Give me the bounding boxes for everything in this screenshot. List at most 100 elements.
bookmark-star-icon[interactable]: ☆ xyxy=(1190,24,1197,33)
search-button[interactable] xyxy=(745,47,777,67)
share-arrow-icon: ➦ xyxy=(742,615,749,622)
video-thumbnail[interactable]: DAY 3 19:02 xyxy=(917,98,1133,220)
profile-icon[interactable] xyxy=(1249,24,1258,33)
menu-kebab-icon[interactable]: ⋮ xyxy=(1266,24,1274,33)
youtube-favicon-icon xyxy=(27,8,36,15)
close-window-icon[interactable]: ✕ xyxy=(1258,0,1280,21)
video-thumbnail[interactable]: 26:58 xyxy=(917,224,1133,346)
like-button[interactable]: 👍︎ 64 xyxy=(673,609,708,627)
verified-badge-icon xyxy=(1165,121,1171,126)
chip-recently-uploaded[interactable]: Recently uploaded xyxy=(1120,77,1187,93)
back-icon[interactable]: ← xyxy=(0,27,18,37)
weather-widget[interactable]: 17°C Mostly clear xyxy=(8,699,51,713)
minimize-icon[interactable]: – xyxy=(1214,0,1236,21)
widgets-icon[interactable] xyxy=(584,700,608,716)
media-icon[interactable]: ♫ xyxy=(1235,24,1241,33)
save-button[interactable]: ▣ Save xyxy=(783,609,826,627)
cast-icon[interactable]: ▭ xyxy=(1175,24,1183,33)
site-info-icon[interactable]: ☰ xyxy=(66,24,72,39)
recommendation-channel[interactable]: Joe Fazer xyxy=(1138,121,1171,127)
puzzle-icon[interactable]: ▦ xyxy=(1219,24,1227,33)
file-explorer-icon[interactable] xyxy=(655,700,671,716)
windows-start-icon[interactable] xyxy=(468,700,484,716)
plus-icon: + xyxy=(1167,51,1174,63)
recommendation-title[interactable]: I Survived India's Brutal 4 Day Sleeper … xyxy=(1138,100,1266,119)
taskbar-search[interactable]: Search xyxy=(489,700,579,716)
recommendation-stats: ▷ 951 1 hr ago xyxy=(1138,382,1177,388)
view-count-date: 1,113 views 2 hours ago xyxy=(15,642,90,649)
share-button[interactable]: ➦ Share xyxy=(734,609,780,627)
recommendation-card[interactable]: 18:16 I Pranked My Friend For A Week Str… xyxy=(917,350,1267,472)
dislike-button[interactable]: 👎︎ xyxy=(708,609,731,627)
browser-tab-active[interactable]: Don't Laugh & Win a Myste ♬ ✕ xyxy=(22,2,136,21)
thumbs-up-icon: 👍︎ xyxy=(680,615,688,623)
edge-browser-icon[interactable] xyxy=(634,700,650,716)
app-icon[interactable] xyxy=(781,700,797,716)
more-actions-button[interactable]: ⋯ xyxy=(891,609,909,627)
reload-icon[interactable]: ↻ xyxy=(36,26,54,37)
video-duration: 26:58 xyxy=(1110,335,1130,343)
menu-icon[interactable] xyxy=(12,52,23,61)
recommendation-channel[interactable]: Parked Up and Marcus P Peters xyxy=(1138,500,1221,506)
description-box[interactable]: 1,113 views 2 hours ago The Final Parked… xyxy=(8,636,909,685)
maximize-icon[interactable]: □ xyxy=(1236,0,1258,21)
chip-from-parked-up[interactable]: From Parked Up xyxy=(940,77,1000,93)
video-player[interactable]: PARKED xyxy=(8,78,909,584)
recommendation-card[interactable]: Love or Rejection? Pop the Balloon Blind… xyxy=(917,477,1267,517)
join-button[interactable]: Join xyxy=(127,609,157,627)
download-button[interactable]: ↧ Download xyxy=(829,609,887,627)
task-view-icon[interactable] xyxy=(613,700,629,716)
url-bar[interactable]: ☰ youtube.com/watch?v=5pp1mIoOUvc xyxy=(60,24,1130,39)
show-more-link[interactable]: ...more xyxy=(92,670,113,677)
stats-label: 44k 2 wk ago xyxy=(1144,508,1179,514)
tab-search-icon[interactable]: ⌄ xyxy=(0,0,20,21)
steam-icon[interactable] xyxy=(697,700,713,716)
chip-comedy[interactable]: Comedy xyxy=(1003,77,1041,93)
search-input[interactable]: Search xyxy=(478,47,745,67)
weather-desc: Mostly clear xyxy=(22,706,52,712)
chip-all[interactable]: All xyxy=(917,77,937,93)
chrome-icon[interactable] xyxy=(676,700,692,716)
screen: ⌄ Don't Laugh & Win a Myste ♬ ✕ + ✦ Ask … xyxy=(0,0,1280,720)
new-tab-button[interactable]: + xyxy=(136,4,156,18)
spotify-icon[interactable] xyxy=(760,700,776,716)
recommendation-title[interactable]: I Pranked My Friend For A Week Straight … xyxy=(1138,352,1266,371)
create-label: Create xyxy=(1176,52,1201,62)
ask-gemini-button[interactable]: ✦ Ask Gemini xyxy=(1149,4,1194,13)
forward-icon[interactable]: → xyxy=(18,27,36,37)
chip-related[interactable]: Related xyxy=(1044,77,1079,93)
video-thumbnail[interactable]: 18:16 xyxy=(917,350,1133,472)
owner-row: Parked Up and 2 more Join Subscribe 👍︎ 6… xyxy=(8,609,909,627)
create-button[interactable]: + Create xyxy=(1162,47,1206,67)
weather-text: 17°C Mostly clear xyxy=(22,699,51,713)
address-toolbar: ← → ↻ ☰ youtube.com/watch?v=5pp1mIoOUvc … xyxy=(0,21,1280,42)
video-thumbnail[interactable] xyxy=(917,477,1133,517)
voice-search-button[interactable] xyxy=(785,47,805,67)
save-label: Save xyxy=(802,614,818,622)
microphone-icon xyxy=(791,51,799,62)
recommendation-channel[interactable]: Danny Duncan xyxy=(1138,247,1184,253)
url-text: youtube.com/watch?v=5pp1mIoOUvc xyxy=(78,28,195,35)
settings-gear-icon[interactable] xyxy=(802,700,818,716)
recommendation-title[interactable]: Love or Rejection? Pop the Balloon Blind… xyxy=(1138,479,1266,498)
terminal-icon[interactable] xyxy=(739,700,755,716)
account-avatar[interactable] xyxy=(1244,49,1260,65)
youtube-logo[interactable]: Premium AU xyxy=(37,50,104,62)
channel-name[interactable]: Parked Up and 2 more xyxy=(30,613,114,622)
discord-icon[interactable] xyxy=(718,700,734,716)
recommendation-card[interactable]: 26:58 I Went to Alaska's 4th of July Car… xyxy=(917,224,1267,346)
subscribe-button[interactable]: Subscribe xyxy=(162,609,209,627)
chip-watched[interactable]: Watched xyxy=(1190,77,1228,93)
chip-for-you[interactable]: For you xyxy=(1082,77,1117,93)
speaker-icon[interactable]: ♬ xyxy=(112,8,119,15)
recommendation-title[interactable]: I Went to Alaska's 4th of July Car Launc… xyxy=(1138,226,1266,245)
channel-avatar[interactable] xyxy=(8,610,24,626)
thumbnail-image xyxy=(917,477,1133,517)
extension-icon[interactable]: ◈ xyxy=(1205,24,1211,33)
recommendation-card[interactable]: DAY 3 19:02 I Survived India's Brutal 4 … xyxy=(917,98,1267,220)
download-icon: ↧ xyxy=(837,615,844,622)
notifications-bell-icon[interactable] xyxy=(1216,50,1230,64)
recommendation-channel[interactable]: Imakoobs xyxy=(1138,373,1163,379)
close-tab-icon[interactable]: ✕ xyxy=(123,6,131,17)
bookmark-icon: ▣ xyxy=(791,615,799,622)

☆ ☆ ☆ ☆

Rewrite all of the rows above, replacing every occurrence of "recommendation-channel" with "channel-name" and leaving everything else unchanged.

Give me the bounding boxes for everything in this screenshot. List at most 100 elements.
bookmark-star-icon[interactable]: ☆ xyxy=(1190,24,1197,33)
search-button[interactable] xyxy=(745,47,777,67)
share-arrow-icon: ➦ xyxy=(742,615,749,622)
video-thumbnail[interactable]: DAY 3 19:02 xyxy=(917,98,1133,220)
profile-icon[interactable] xyxy=(1249,24,1258,33)
menu-kebab-icon[interactable]: ⋮ xyxy=(1266,24,1274,33)
youtube-favicon-icon xyxy=(27,8,36,15)
close-window-icon[interactable]: ✕ xyxy=(1258,0,1280,21)
video-thumbnail[interactable]: 26:58 xyxy=(917,224,1133,346)
like-button[interactable]: 👍︎ 64 xyxy=(673,609,708,627)
verified-badge-icon xyxy=(1165,121,1171,126)
chip-recently-uploaded[interactable]: Recently uploaded xyxy=(1120,77,1187,93)
back-icon[interactable]: ← xyxy=(0,27,18,37)
weather-widget[interactable]: 17°C Mostly clear xyxy=(8,699,51,713)
minimize-icon[interactable]: – xyxy=(1214,0,1236,21)
widgets-icon[interactable] xyxy=(584,700,608,716)
media-icon[interactable]: ♫ xyxy=(1235,24,1241,33)
save-button[interactable]: ▣ Save xyxy=(783,609,826,627)
cast-icon[interactable]: ▭ xyxy=(1175,24,1183,33)
site-info-icon[interactable]: ☰ xyxy=(66,24,72,39)
channel-name[interactable]: Joe Fazer xyxy=(1138,121,1171,127)
puzzle-icon[interactable]: ▦ xyxy=(1219,24,1227,33)
file-explorer-icon[interactable] xyxy=(655,700,671,716)
windows-start-icon[interactable] xyxy=(468,700,484,716)
plus-icon: + xyxy=(1167,51,1174,63)
recommendation-title[interactable]: I Survived India's Brutal 4 Day Sleeper … xyxy=(1138,100,1266,119)
taskbar-search[interactable]: Search xyxy=(489,700,579,716)
recommendation-stats: ▷ 951 1 hr ago xyxy=(1138,382,1177,388)
view-count-date: 1,113 views 2 hours ago xyxy=(15,642,90,649)
share-button[interactable]: ➦ Share xyxy=(734,609,780,627)
recommendation-card[interactable]: 18:16 I Pranked My Friend For A Week Str… xyxy=(917,350,1267,472)
dislike-button[interactable]: 👎︎ xyxy=(708,609,731,627)
browser-tab-active[interactable]: Don't Laugh & Win a Myste ♬ ✕ xyxy=(22,2,136,21)
thumbs-up-icon: 👍︎ xyxy=(680,615,688,623)
edge-browser-icon[interactable] xyxy=(634,700,650,716)
app-icon[interactable] xyxy=(781,700,797,716)
more-actions-button[interactable]: ⋯ xyxy=(891,609,909,627)
reload-icon[interactable]: ↻ xyxy=(36,26,54,37)
video-duration: 26:58 xyxy=(1110,335,1130,343)
menu-icon[interactable] xyxy=(12,52,23,61)
channel-name[interactable]: Parked Up and Marcus P Peters xyxy=(1138,500,1221,506)
description-box[interactable]: 1,113 views 2 hours ago The Final Parked… xyxy=(8,636,909,685)
maximize-icon[interactable]: □ xyxy=(1236,0,1258,21)
chip-from-parked-up[interactable]: From Parked Up xyxy=(940,77,1000,93)
video-player[interactable]: PARKED xyxy=(8,78,909,584)
recommendation-card[interactable]: Love or Rejection? Pop the Balloon Blind… xyxy=(917,477,1267,517)
join-button[interactable]: Join xyxy=(127,609,157,627)
download-button[interactable]: ↧ Download xyxy=(829,609,887,627)
task-view-icon[interactable] xyxy=(613,700,629,716)
url-bar[interactable]: ☰ youtube.com/watch?v=5pp1mIoOUvc xyxy=(60,24,1130,39)
show-more-link[interactable]: ...more xyxy=(92,670,113,677)
stats-label: 44k 2 wk ago xyxy=(1144,508,1179,514)
tab-search-icon[interactable]: ⌄ xyxy=(0,0,20,21)
steam-icon[interactable] xyxy=(697,700,713,716)
chip-comedy[interactable]: Comedy xyxy=(1003,77,1041,93)
search-input[interactable]: Search xyxy=(478,47,745,67)
weather-desc: Mostly clear xyxy=(22,706,52,712)
chip-all[interactable]: All xyxy=(917,77,937,93)
chrome-icon[interactable] xyxy=(676,700,692,716)
screen: ⌄ Don't Laugh & Win a Myste ♬ ✕ + ✦ Ask … xyxy=(0,0,1280,720)
new-tab-button[interactable]: + xyxy=(136,4,156,18)
spotify-icon[interactable] xyxy=(760,700,776,716)
recommendation-title[interactable]: I Pranked My Friend For A Week Straight … xyxy=(1138,352,1266,371)
create-label: Create xyxy=(1176,52,1201,62)
ask-gemini-button[interactable]: ✦ Ask Gemini xyxy=(1149,4,1194,13)
forward-icon[interactable]: → xyxy=(18,27,36,37)
chip-related[interactable]: Related xyxy=(1044,77,1079,93)
video-thumbnail[interactable]: 18:16 xyxy=(917,350,1133,472)
owner-row: Parked Up and 2 more Join Subscribe 👍︎ 6… xyxy=(8,609,909,627)
create-button[interactable]: + Create xyxy=(1162,47,1206,67)
weather-text: 17°C Mostly clear xyxy=(22,699,51,713)
address-toolbar: ← → ↻ ☰ youtube.com/watch?v=5pp1mIoOUvc … xyxy=(0,21,1280,42)
video-thumbnail[interactable] xyxy=(917,477,1133,517)
voice-search-button[interactable] xyxy=(785,47,805,67)
save-label: Save xyxy=(802,614,818,622)
microphone-icon xyxy=(791,51,799,62)
channel-name[interactable]: Danny Duncan xyxy=(1138,247,1184,253)
url-text: youtube.com/watch?v=5pp1mIoOUvc xyxy=(78,28,195,35)
settings-gear-icon[interactable] xyxy=(802,700,818,716)
recommendation-title[interactable]: Love or Rejection? Pop the Balloon Blind… xyxy=(1138,479,1266,498)
terminal-icon[interactable] xyxy=(739,700,755,716)
account-avatar[interactable] xyxy=(1244,49,1260,65)
youtube-logo[interactable]: Premium AU xyxy=(37,50,104,62)
channel-name[interactable]: Parked Up and 2 more xyxy=(30,613,114,622)
discord-icon[interactable] xyxy=(718,700,734,716)
recommendation-card[interactable]: 26:58 I Went to Alaska's 4th of July Car… xyxy=(917,224,1267,346)
subscribe-button[interactable]: Subscribe xyxy=(162,609,209,627)
chip-watched[interactable]: Watched xyxy=(1190,77,1228,93)
chip-for-you[interactable]: For you xyxy=(1082,77,1117,93)
speaker-icon[interactable]: ♬ xyxy=(112,8,119,15)
recommendation-title[interactable]: I Went to Alaska's 4th of July Car Launc… xyxy=(1138,226,1266,245)
channel-avatar[interactable] xyxy=(8,610,24,626)
thumbnail-image xyxy=(917,477,1133,517)
extension-icon[interactable]: ◈ xyxy=(1205,24,1211,33)
recommendation-card[interactable]: DAY 3 19:02 I Survived India's Brutal 4 … xyxy=(917,98,1267,220)
download-icon: ↧ xyxy=(837,615,844,622)
notifications-bell-icon[interactable] xyxy=(1216,50,1230,64)
channel-name[interactable]: Imakoobs xyxy=(1138,373,1163,379)
close-tab-icon[interactable]: ✕ xyxy=(123,6,131,17)
bookmark-icon: ▣ xyxy=(791,615,799,622)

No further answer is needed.